▶ [Task statement]: Transcribe each line of the records below exactly, excluding any embedded images.

▶ [Record set]:

* Begin *

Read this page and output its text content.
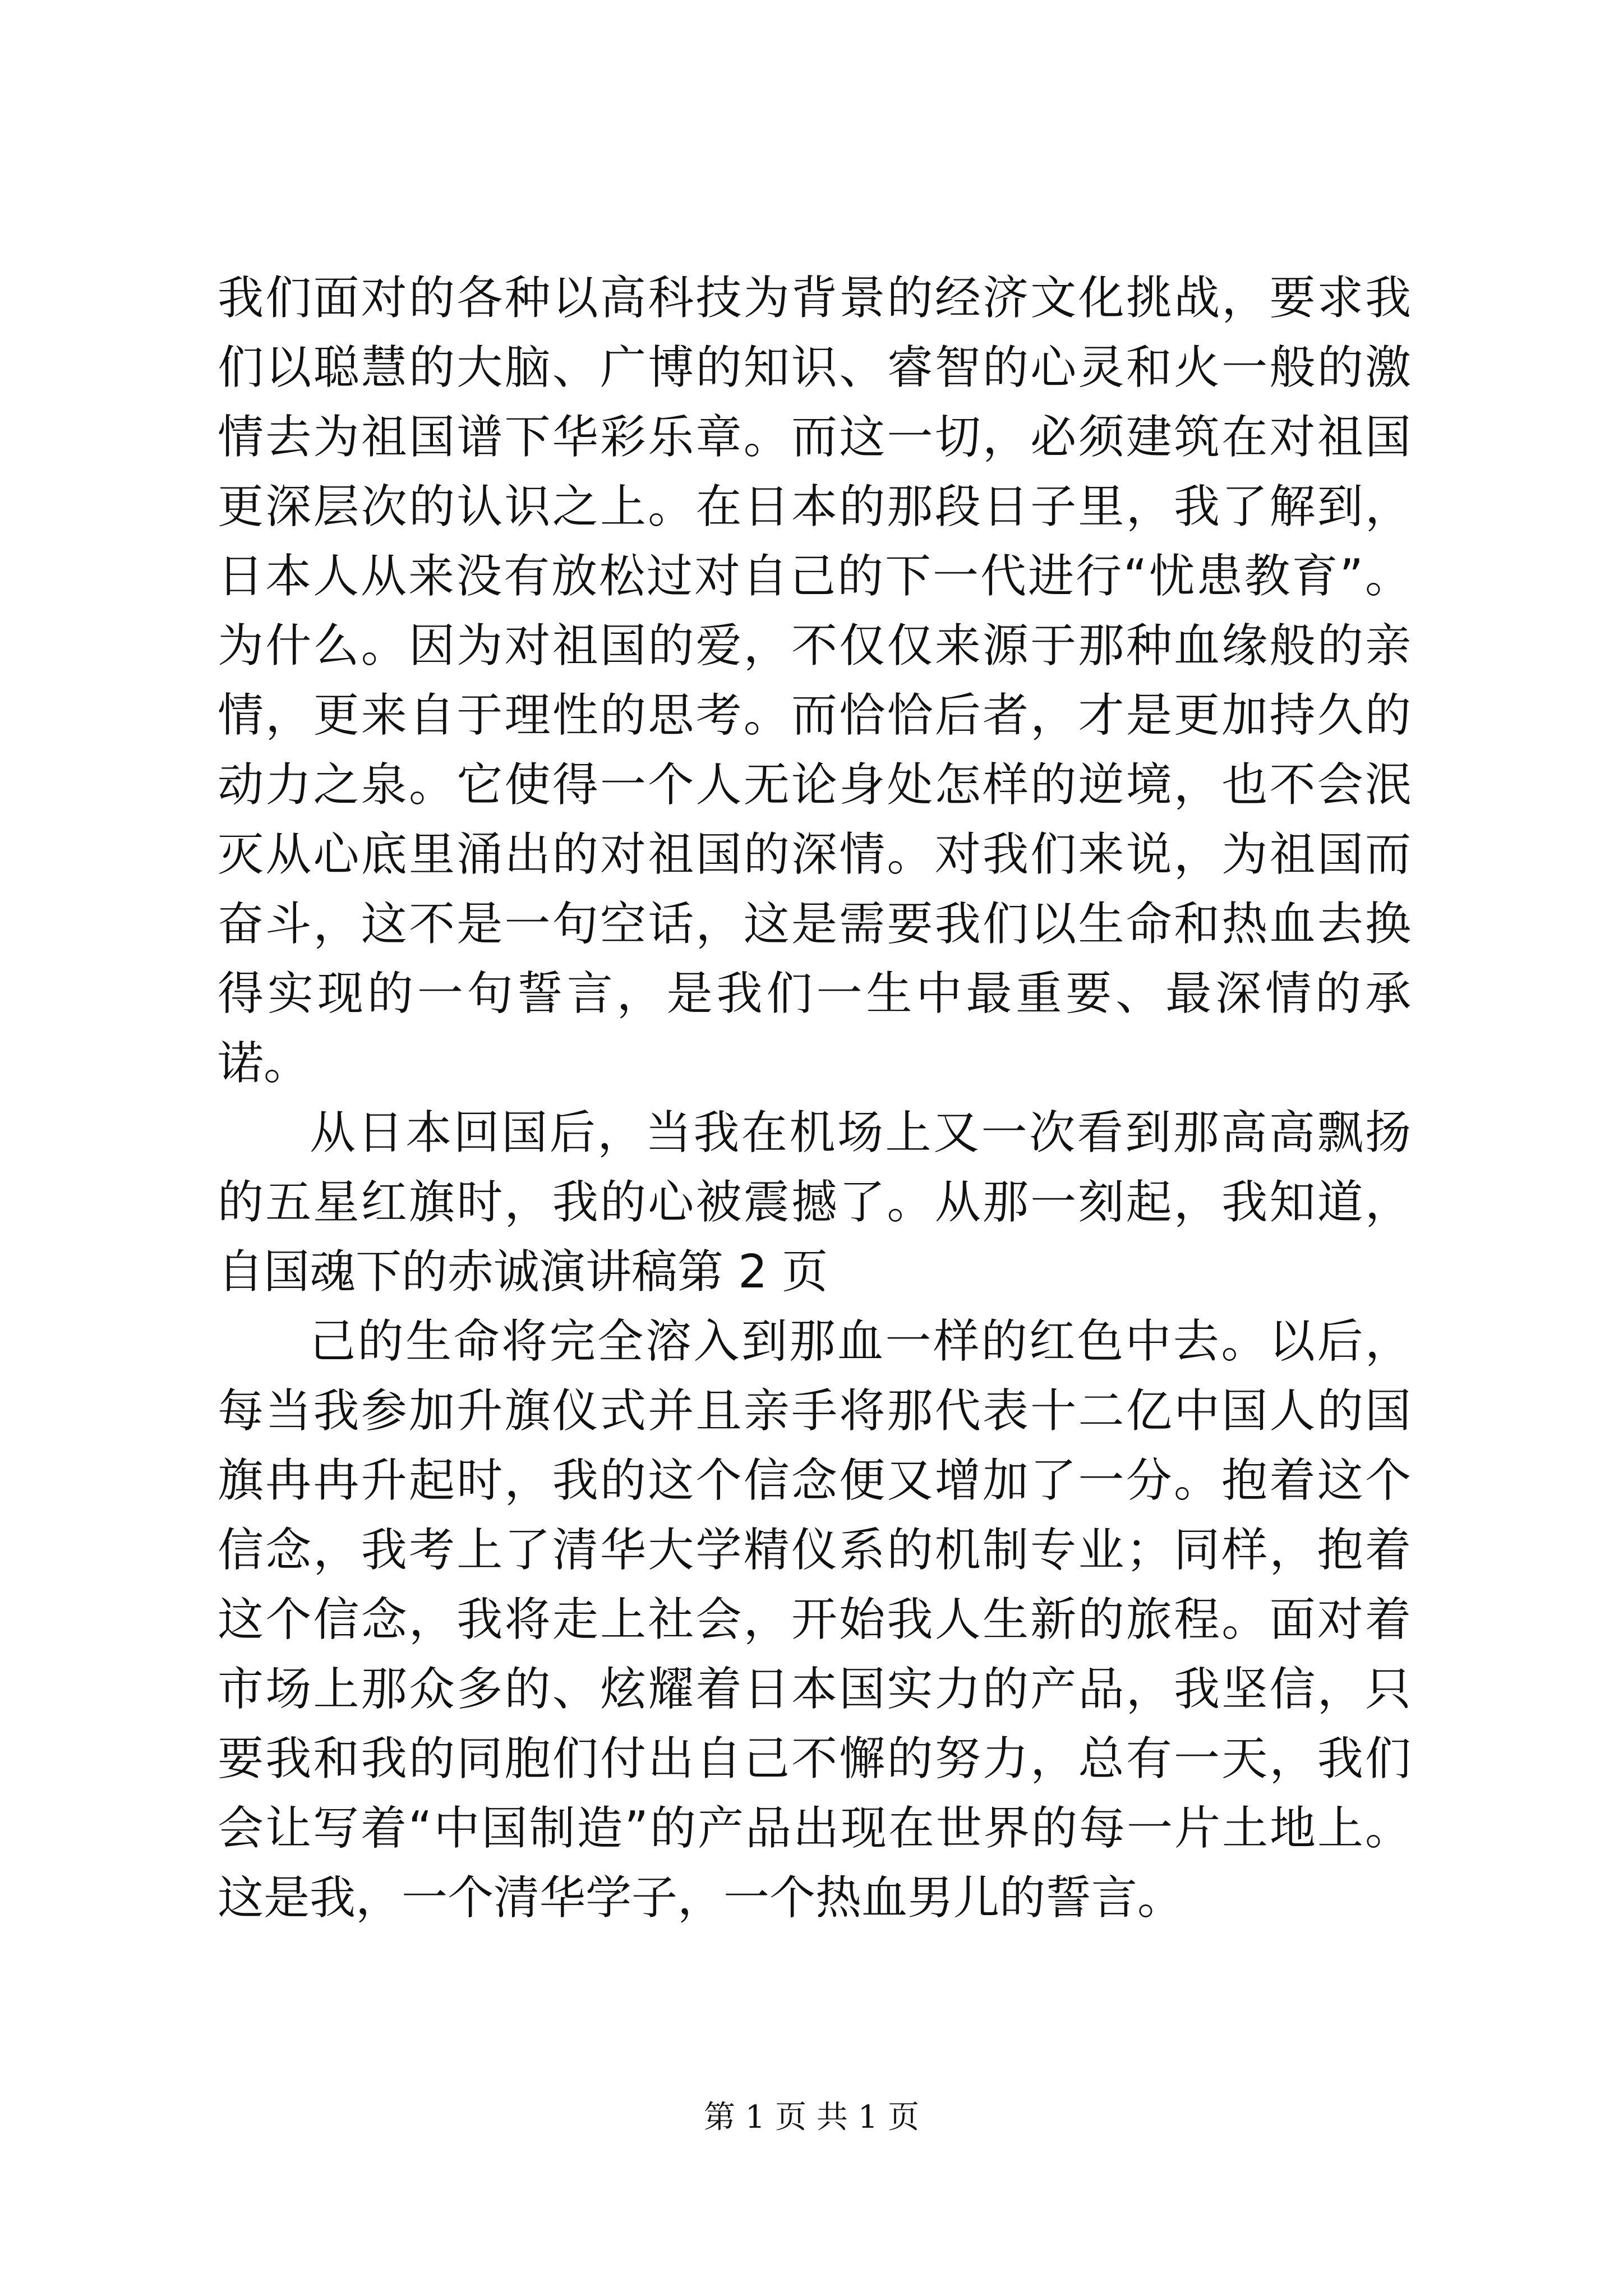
我们面对的各种以高科技为背景的经济文化挑战，要求我们以聪慧的大脑、广博的知识、睿智的心灵和火一般的激情去为祖国谱下华彩乐章。而这一切，必须建筑在对祖国更深层次的认识之上。在日本的那段日子里，我了解到，日本人从来没有放松过对自己的下一代进行“忧患教育”。为什么。因为对祖国的爱，不仅仅来源于那种血缘般的亲情，更来自于理性的思考。而恰恰后者，才是更加持久的动力之泉。它使得一个人无论身处怎样的逆境，也不会泯灭从心底里涌出的对祖国的深情。对我们来说，为祖国而奋斗，这不是一句空话，这是需要我们以生命和热血去换得实现的一句誓言，是我们一生中最重要、最深情的承诺。

从日本回国后，当我在机场上又一次看到那高高飘扬的五星红旗时，我的心被震撼了。从那一刻起，我知道，自国魂下的赤诚演讲稿第 2 页

己的生命将完全溶入到那血一样的红色中去。以后，每当我参加升旗仪式并且亲手将那代表十二亿中国人的国旗冉冉升起时，我的这个信念便又增加了一分。抱着这个信念，我考上了清华大学精仪系的机制专业；同样，抱着这个信念，我将走上社会，开始我人生新的旅程。面对着市场上那众多的、炫耀着日本国实力的产品，我坚信，只要我和我的同胞们付出自己不懈的努力，总有一天，我们会让写着“中国制造”的产品出现在世界的每一片土地上。这是我，一个清华学子，一个热血男儿的誓言。

第 1 页 共 1 页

* End *

▶ [Worked solution]:
Read this page and output its text content.
我们面对的各种以高科技为背景的经济文化挑战，要求我们以聪慧的大脑、广博的知识、睿智的心灵和火一般的激情去为祖国谱下华彩乐章。而这一切，必须建筑在对祖国更深层次的认识之上。在日本的那段日子里，我了解到，日本人从来没有放松过对自己的下一代进行“忧患教育”。为什么。因为对祖国的爱，不仅仅来源于那种血缘般的亲情，更来自于理性的思考。而恰恰后者，才是更加持久的动力之泉。它使得一个人无论身处怎样的逆境，也不会泯灭从心底里涌出的对祖国的深情。对我们来说，为祖国而奋斗，这不是一句空话，这是需要我们以生命和热血去换得实现的一句誓言，是我们一生中最重要、最深情的承诺。

从日本回国后，当我在机场上又一次看到那高高飘扬的五星红旗时，我的心被震撼了。从那一刻起，我知道，自国魂下的赤诚演讲稿第 2 页

己的生命将完全溶入到那血一样的红色中去。以后，每当我参加升旗仪式并且亲手将那代表十二亿中国人的国旗冉冉升起时，我的这个信念便又增加了一分。抱着这个信念，我考上了清华大学精仪系的机制专业；同样，抱着这个信念，我将走上社会，开始我人生新的旅程。面对着市场上那众多的、炫耀着日本国实力的产品，我坚信，只要我和我的同胞们付出自己不懈的努力，总有一天，我们会让写着“中国制造”的产品出现在世界的每一片土地上。这是我，一个清华学子，一个热血男儿的誓言。

第 1 页 共 1 页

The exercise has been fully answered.